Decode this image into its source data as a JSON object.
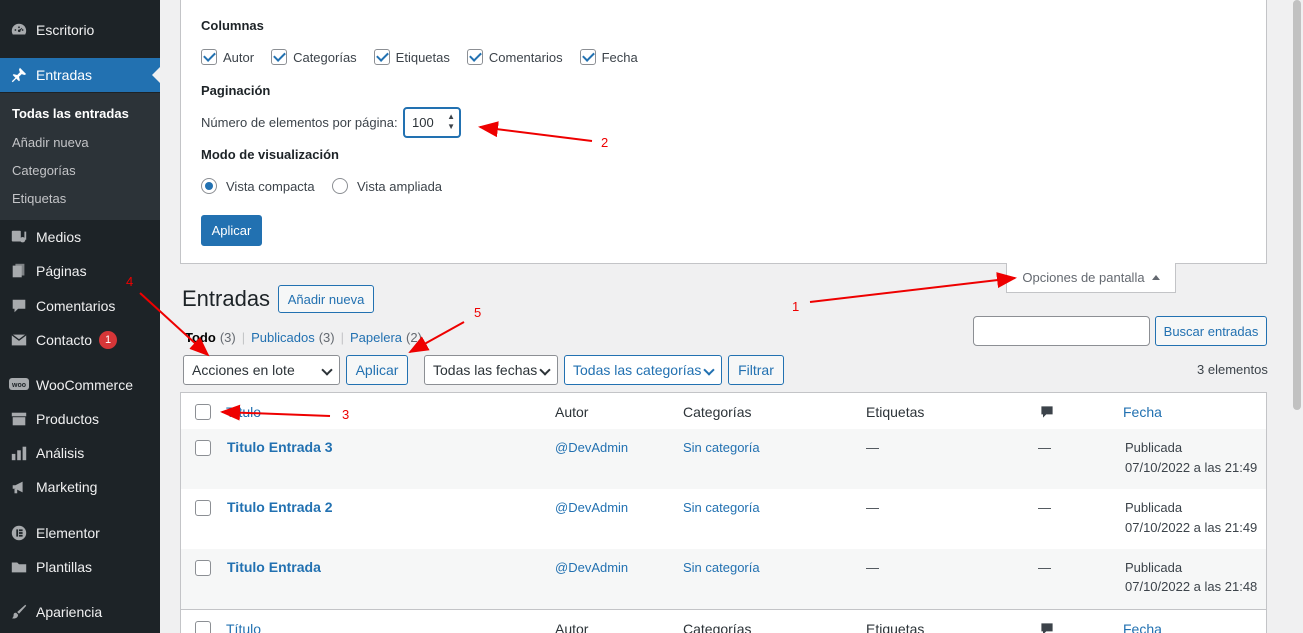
{
  "sidebar": {
    "items": [
      {
        "label": "Escritorio",
        "icon": "dashboard-icon"
      },
      {
        "label": "Entradas",
        "icon": "pin-icon"
      },
      {
        "label": "Medios",
        "icon": "media-icon"
      },
      {
        "label": "Páginas",
        "icon": "pages-icon"
      },
      {
        "label": "Comentarios",
        "icon": "comment-icon"
      },
      {
        "label": "Contacto",
        "icon": "mail-icon",
        "badge": "1"
      },
      {
        "label": "WooCommerce",
        "icon": "woo-icon"
      },
      {
        "label": "Productos",
        "icon": "archive-icon"
      },
      {
        "label": "Análisis",
        "icon": "chart-icon"
      },
      {
        "label": "Marketing",
        "icon": "megaphone-icon"
      },
      {
        "label": "Elementor",
        "icon": "elementor-icon"
      },
      {
        "label": "Plantillas",
        "icon": "folder-icon"
      },
      {
        "label": "Apariencia",
        "icon": "brush-icon"
      }
    ],
    "submenu": [
      "Todas las entradas",
      "Añadir nueva",
      "Categorías",
      "Etiquetas"
    ]
  },
  "screen_options": {
    "columns_heading": "Columnas",
    "columns": [
      {
        "label": "Autor",
        "checked": true
      },
      {
        "label": "Categorías",
        "checked": true
      },
      {
        "label": "Etiquetas",
        "checked": true
      },
      {
        "label": "Comentarios",
        "checked": true
      },
      {
        "label": "Fecha",
        "checked": true
      }
    ],
    "pagination_heading": "Paginación",
    "per_page_label": "Número de elementos por página:",
    "per_page_value": "100",
    "view_mode_heading": "Modo de visualización",
    "view_modes": [
      {
        "label": "Vista compacta",
        "checked": true
      },
      {
        "label": "Vista ampliada",
        "checked": false
      }
    ],
    "apply_label": "Aplicar",
    "tab_label": "Opciones de pantalla"
  },
  "page": {
    "title": "Entradas",
    "add_new": "Añadir nueva",
    "filters": {
      "all": "Todo",
      "all_count": "(3)",
      "published": "Publicados",
      "published_count": "(3)",
      "trash": "Papelera",
      "trash_count": "(2)",
      "separator": "|"
    },
    "search_button": "Buscar entradas",
    "bulk_actions": "Acciones en lote",
    "apply": "Aplicar",
    "all_dates": "Todas las fechas",
    "all_categories": "Todas las categorías",
    "filter": "Filtrar",
    "items_count": "3 elementos"
  },
  "table": {
    "headers": {
      "title": "Título",
      "author": "Autor",
      "categories": "Categorías",
      "tags": "Etiquetas",
      "date": "Fecha"
    },
    "rows": [
      {
        "title": "Titulo Entrada 3",
        "author": "@DevAdmin",
        "category": "Sin categoría",
        "tags": "—",
        "comments": "—",
        "status": "Publicada",
        "date": "07/10/2022 a las 21:49"
      },
      {
        "title": "Titulo Entrada 2",
        "author": "@DevAdmin",
        "category": "Sin categoría",
        "tags": "—",
        "comments": "—",
        "status": "Publicada",
        "date": "07/10/2022 a las 21:49"
      },
      {
        "title": "Titulo Entrada",
        "author": "@DevAdmin",
        "category": "Sin categoría",
        "tags": "—",
        "comments": "—",
        "status": "Publicada",
        "date": "07/10/2022 a las 21:48"
      }
    ]
  },
  "annotations": [
    "1",
    "2",
    "3",
    "4",
    "5"
  ],
  "colors": {
    "accent": "#2271b1",
    "sidebar": "#1d2327",
    "annotation": "#e00000"
  }
}
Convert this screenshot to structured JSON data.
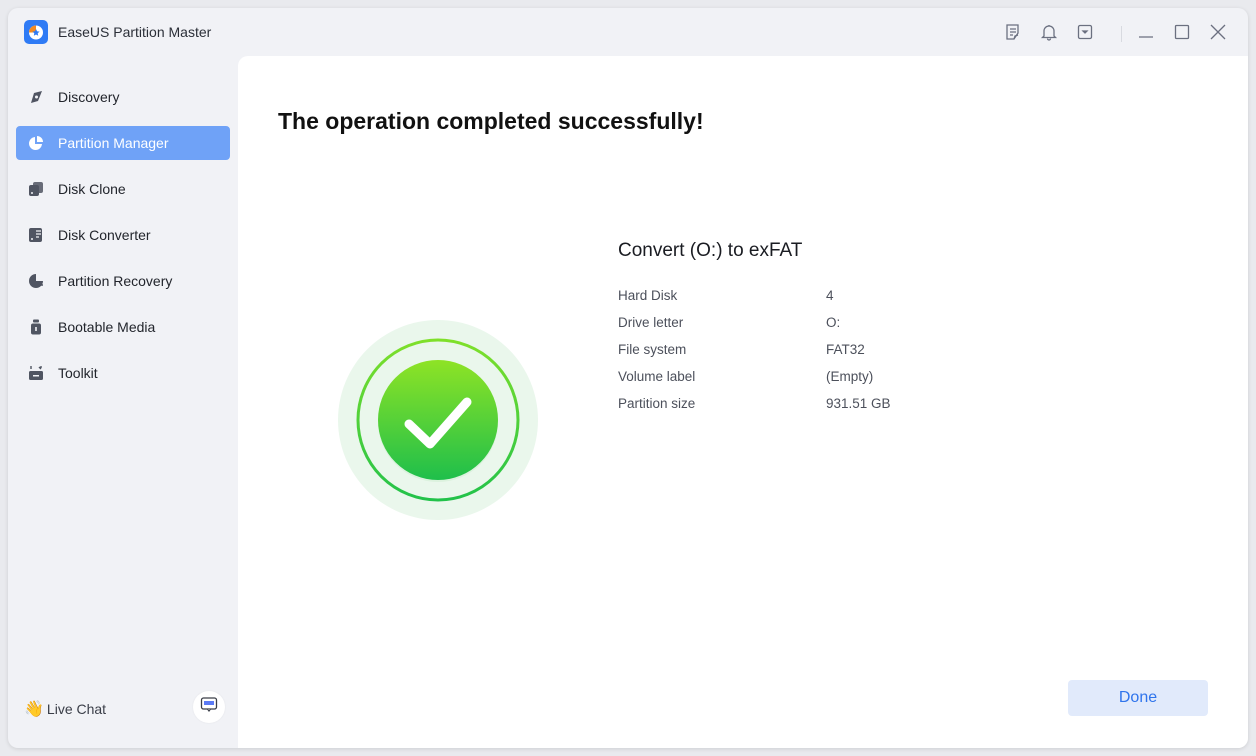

Task:
Reproduce every record above exactly, but leave out the pictures.

The result:
Decode this image into its source data as a JSON object.
{
  "sidebar": {
    "items": [
      {
        "label": "Escritorio",
        "icon": "dashboard-icon"
      },
      {
        "label": "Entradas",
        "icon": "pin-icon"
      },
      {
        "label": "Medios",
        "icon": "media-icon"
      },
      {
        "label": "Páginas",
        "icon": "pages-icon"
      },
      {
        "label": "Comentarios",
        "icon": "comment-icon"
      },
      {
        "label": "Contacto",
        "icon": "mail-icon",
        "badge": "1"
      },
      {
        "label": "WooCommerce",
        "icon": "woo-icon"
      },
      {
        "label": "Productos",
        "icon": "archive-icon"
      },
      {
        "label": "Análisis",
        "icon": "chart-icon"
      },
      {
        "label": "Marketing",
        "icon": "megaphone-icon"
      },
      {
        "label": "Elementor",
        "icon": "elementor-icon"
      },
      {
        "label": "Plantillas",
        "icon": "folder-icon"
      },
      {
        "label": "Apariencia",
        "icon": "brush-icon"
      }
    ],
    "submenu": [
      "Todas las entradas",
      "Añadir nueva",
      "Categorías",
      "Etiquetas"
    ]
  },
  "screen_options": {
    "columns_heading": "Columnas",
    "columns": [
      {
        "label": "Autor",
        "checked": true
      },
      {
        "label": "Categorías",
        "checked": true
      },
      {
        "label": "Etiquetas",
        "checked": true
      },
      {
        "label": "Comentarios",
        "checked": true
      },
      {
        "label": "Fecha",
        "checked": true
      }
    ],
    "pagination_heading": "Paginación",
    "per_page_label": "Número de elementos por página:",
    "per_page_value": "100",
    "view_mode_heading": "Modo de visualización",
    "view_modes": [
      {
        "label": "Vista compacta",
        "checked": true
      },
      {
        "label": "Vista ampliada",
        "checked": false
      }
    ],
    "apply_label": "Aplicar",
    "tab_label": "Opciones de pantalla"
  },
  "page": {
    "title": "Entradas",
    "add_new": "Añadir nueva",
    "filters": {
      "all": "Todo",
      "all_count": "(3)",
      "published": "Publicados",
      "published_count": "(3)",
      "trash": "Papelera",
      "trash_count": "(2)",
      "separator": "|"
    },
    "search_button": "Buscar entradas",
    "bulk_actions": "Acciones en lote",
    "apply": "Aplicar",
    "all_dates": "Todas las fechas",
    "all_categories": "Todas las categorías",
    "filter": "Filtrar",
    "items_count": "3 elementos"
  },
  "table": {
    "headers": {
      "title": "Título",
      "author": "Autor",
      "categories": "Categorías",
      "tags": "Etiquetas",
      "date": "Fecha"
    },
    "rows": [
      {
        "title": "Titulo Entrada 3",
        "author": "@DevAdmin",
        "category": "Sin categoría",
        "tags": "—",
        "comments": "—",
        "status": "Publicada",
        "date": "07/10/2022 a las 21:49"
      },
      {
        "title": "Titulo Entrada 2",
        "author": "@DevAdmin",
        "category": "Sin categoría",
        "tags": "—",
        "comments": "—",
        "status": "Publicada",
        "date": "07/10/2022 a las 21:49"
      },
      {
        "title": "Titulo Entrada",
        "author": "@DevAdmin",
        "category": "Sin categoría",
        "tags": "—",
        "comments": "—",
        "status": "Publicada",
        "date": "07/10/2022 a las 21:48"
      }
    ]
  },
  "annotations": [
    "1",
    "2",
    "3",
    "4",
    "5"
  ],
  "colors": {
    "accent": "#2271b1",
    "sidebar": "#1d2327",
    "annotation": "#e00000"
  }
}
Convert this screenshot to structured JSON data.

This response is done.